(Records from a collection)
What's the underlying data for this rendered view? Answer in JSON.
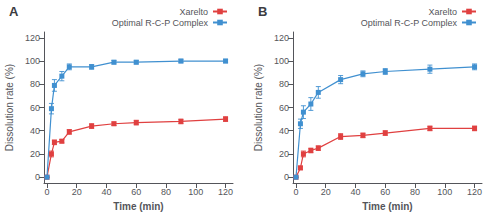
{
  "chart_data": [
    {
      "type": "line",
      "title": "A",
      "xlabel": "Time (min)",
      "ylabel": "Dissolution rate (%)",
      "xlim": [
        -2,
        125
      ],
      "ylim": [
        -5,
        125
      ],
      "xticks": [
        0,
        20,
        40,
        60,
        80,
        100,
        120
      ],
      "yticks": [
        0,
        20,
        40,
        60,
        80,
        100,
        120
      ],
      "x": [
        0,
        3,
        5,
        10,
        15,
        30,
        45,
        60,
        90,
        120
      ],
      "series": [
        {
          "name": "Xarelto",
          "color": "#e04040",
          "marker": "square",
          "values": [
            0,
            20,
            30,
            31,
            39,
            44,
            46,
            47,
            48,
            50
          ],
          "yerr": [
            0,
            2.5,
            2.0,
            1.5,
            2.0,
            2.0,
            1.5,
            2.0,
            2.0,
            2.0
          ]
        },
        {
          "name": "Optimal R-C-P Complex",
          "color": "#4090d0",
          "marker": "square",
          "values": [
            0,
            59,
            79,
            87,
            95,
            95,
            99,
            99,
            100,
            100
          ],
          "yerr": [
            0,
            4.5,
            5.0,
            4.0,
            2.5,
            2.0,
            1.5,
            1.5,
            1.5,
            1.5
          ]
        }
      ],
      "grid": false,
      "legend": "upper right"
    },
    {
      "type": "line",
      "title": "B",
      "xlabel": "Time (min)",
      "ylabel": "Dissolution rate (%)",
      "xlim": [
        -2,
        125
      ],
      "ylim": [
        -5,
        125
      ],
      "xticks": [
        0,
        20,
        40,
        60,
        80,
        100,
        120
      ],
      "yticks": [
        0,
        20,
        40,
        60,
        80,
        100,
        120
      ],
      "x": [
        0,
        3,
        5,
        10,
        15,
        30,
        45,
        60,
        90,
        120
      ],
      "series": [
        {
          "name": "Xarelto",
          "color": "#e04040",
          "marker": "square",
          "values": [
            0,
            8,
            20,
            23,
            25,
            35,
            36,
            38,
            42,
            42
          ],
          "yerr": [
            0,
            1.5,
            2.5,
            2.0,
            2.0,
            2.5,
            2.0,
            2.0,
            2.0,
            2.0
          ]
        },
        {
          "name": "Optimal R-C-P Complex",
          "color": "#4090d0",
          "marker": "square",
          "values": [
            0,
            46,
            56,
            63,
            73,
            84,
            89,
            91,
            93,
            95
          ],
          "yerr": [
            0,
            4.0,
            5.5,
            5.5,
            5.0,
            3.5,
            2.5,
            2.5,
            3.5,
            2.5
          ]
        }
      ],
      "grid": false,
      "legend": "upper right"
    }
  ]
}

Short exercise
Set down all the entries exactly as they appear, but skip any pictures.

Written solution
What's the underlying data for this rendered view? Answer in JSON.
{
  "chart_data": [
    {
      "type": "line",
      "title": "A",
      "xlabel": "Time (min)",
      "ylabel": "Dissolution rate (%)",
      "xlim": [
        -2,
        125
      ],
      "ylim": [
        -5,
        125
      ],
      "xticks": [
        0,
        20,
        40,
        60,
        80,
        100,
        120
      ],
      "yticks": [
        0,
        20,
        40,
        60,
        80,
        100,
        120
      ],
      "x": [
        0,
        3,
        5,
        10,
        15,
        30,
        45,
        60,
        90,
        120
      ],
      "series": [
        {
          "name": "Xarelto",
          "color": "#e04040",
          "marker": "square",
          "values": [
            0,
            20,
            30,
            31,
            39,
            44,
            46,
            47,
            48,
            50
          ],
          "yerr": [
            0,
            2.5,
            2.0,
            1.5,
            2.0,
            2.0,
            1.5,
            2.0,
            2.0,
            2.0
          ]
        },
        {
          "name": "Optimal R-C-P Complex",
          "color": "#4090d0",
          "marker": "square",
          "values": [
            0,
            59,
            79,
            87,
            95,
            95,
            99,
            99,
            100,
            100
          ],
          "yerr": [
            0,
            4.5,
            5.0,
            4.0,
            2.5,
            2.0,
            1.5,
            1.5,
            1.5,
            1.5
          ]
        }
      ],
      "grid": false,
      "legend": "upper right"
    },
    {
      "type": "line",
      "title": "B",
      "xlabel": "Time (min)",
      "ylabel": "Dissolution rate (%)",
      "xlim": [
        -2,
        125
      ],
      "ylim": [
        -5,
        125
      ],
      "xticks": [
        0,
        20,
        40,
        60,
        80,
        100,
        120
      ],
      "yticks": [
        0,
        20,
        40,
        60,
        80,
        100,
        120
      ],
      "x": [
        0,
        3,
        5,
        10,
        15,
        30,
        45,
        60,
        90,
        120
      ],
      "series": [
        {
          "name": "Xarelto",
          "color": "#e04040",
          "marker": "square",
          "values": [
            0,
            8,
            20,
            23,
            25,
            35,
            36,
            38,
            42,
            42
          ],
          "yerr": [
            0,
            1.5,
            2.5,
            2.0,
            2.0,
            2.5,
            2.0,
            2.0,
            2.0,
            2.0
          ]
        },
        {
          "name": "Optimal R-C-P Complex",
          "color": "#4090d0",
          "marker": "square",
          "values": [
            0,
            46,
            56,
            63,
            73,
            84,
            89,
            91,
            93,
            95
          ],
          "yerr": [
            0,
            4.0,
            5.5,
            5.5,
            5.0,
            3.5,
            2.5,
            2.5,
            3.5,
            2.5
          ]
        }
      ],
      "grid": false,
      "legend": "upper right"
    }
  ]
}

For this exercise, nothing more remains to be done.